** EXTRACTED TEXT **
Pat yourself on the back, forget about what's fair or not fair and go have some fun!
Title: Re: Need to get this out
Post by: shiny on June 26, 2014, 08:24:15 AM
Pooh, tears are spilling over here, but thank you, for this phenomenal post.

You said everything that I needed to hear, and this seals it ...
Hope it will help other, too.

Also, you've probably saved me months of counseling, and money (which I can spend on me, ha!)

Appreciate you so much.
Title: Re: Need to get this out
Post by: luise.volta on June 26, 2014, 08:48:56 AM
S - That's why we are a forum and not an advice column. What one person writes reaches your mind...then what another writes reaches your heart. It has to get past the emotional barrier that is there to defend and go deeper to heal your Spirit. The most important part, however, is you willingness. That's what you bring to us. Sending hugs...
Title: Re: Need to get this out
Post by: shiny on June 26, 2014, 09:02:22 AM
Hugs back to you, Luise ... you are precious.
Title: Re: Need to get this out
Post by: Lillycache on June 26, 2014, 09:55:19 AM
What's hard is getting a life of your own... expecially if you became a mother very young.  I was rocking a 3 week old baby on my 21st birthday... no partying.. no celebrating... just rocking..... in a chair... not the dance floor!.   So really, how much of a life did I have before becoming a mother?  Not much.    THEN... suddenly you are told to get a life at 50 or 60?  AND one that does NOT include your kids at that..  It's a daunting thing, but not impossible.  Like Pooh said..  nows our chance to think of ourselves and enjoy.  Did you ever think you would have to dragged kicking and screaming toward enjoyment and freedom..??   I sure didn't.   lol!!
Title: Re: Need to get this out
Post by: shiny on June 26, 2014, 10:09:12 AM
LC: you are too funny (kicking/screaming) !

I'm beginning to see the irony of the whole issue!

Perhaps it's just a bruised ego I need to nurse ...
Title: Re: Need to get this out
Post by: Lillycache on June 26, 2014, 11:57:39 AM
I KNOW I had a bruised ego.  I was so sure I was just a lovely MIL and tried my best to be fun and friendly, and helpful and someone any DIL would want to be around.   I like most here was absolutely SHOCKED to the core when I found out abruptly how wrong I was and how much DIL didn't want me around.  So yes..  some of it was ego..  How could she NOT find me wonderful... geez..    But then I found this group and slowly began to see that I was not experiencing anything unusual.  It has happened to just about everyone here in one way or the other.

** DATA SHOWN **
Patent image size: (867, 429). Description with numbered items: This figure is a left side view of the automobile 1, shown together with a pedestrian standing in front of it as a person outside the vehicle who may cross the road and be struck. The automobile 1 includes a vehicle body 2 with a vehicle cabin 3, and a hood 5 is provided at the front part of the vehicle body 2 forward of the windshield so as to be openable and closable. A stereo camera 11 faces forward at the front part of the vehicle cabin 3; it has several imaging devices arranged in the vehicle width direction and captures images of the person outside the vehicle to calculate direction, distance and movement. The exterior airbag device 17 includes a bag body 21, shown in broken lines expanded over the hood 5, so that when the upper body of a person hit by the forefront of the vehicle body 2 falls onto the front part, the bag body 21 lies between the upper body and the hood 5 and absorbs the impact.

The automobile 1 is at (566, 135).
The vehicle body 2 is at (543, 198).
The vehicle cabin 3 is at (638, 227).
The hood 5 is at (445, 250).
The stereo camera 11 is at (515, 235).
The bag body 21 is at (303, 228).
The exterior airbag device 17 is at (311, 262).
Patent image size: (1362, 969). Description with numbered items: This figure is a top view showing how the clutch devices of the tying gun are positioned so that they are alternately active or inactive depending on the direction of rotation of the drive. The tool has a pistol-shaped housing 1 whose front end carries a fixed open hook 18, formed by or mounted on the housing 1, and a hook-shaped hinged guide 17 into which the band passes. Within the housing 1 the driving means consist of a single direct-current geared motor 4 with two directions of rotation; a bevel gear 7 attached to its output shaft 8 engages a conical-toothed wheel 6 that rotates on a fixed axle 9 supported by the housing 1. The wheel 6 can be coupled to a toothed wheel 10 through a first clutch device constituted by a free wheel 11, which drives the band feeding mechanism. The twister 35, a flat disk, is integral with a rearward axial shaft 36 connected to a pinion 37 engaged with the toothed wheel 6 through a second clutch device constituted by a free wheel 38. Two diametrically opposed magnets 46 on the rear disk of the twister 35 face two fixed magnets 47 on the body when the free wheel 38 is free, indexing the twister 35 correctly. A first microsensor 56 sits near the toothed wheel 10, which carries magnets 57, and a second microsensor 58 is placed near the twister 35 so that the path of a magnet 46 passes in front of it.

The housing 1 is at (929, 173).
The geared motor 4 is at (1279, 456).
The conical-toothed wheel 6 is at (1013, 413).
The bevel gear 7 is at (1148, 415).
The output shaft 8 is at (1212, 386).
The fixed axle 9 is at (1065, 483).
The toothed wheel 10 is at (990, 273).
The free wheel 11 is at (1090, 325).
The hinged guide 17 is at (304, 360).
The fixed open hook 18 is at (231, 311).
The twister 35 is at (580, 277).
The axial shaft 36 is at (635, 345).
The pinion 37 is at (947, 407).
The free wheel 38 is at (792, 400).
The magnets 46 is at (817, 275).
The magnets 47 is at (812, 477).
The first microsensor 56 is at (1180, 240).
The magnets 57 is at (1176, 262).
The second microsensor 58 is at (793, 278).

** TO DO **
(a) List every post time that appears in the forum thread.
(b) Rewrite the stretch of the records from their start through the line containing "The exterior airbag device 17 is" as a Markdown table with the columns Row and Line, numbering each line and leaving out blank lines.

** SOLUTIONS BELOW **
(a)
- 08:24:15 AM
- 08:48:56 AM
- 09:02:22 AM
- 09:55:19 AM
- 10:09:12 AM
- 11:57:39 AM

(b)
| Row | Line |
|---|---|
| 1 | Patent image size: (867, 429). Description with numbered items: This figure is a left side view of the automobile 1, shown together with a pedestrian standing in front of it as a person outside the vehicle who may cross the road and be struck. The automobile 1 includes a vehicle body 2 with a vehicle cabin 3, and a hood 5 is provided at the front part of the vehicle body 2 forward of the windshield so as to be openable and closable. A stereo camera 11 faces forward at the front part of the vehicle cabin 3; it has several imaging devices arranged in the vehicle width direction and captures images of the person outside the vehicle to calculate direction, distance and movement. The exterior airbag device 17 includes a bag body 21, shown in broken lines expanded over the hood 5, so that when the upper body of a person hit by the forefront of the vehicle body 2 falls onto the front part, the bag body 21 lies between the upper body and the hood 5 and absorbs the impact. |
| 2 | The automobile 1 is at (566, 135). |
| 3 | The vehicle body 2 is at (543, 198). |
| 4 | The vehicle cabin 3 is at (638, 227). |
| 5 | The hood 5 is at (445, 250). |
| 6 | The stereo camera 11 is at (515, 235). |
| 7 | The bag body 21 is at (303, 228). |
| 8 | The exterior airbag device 17 is at (311, 262). |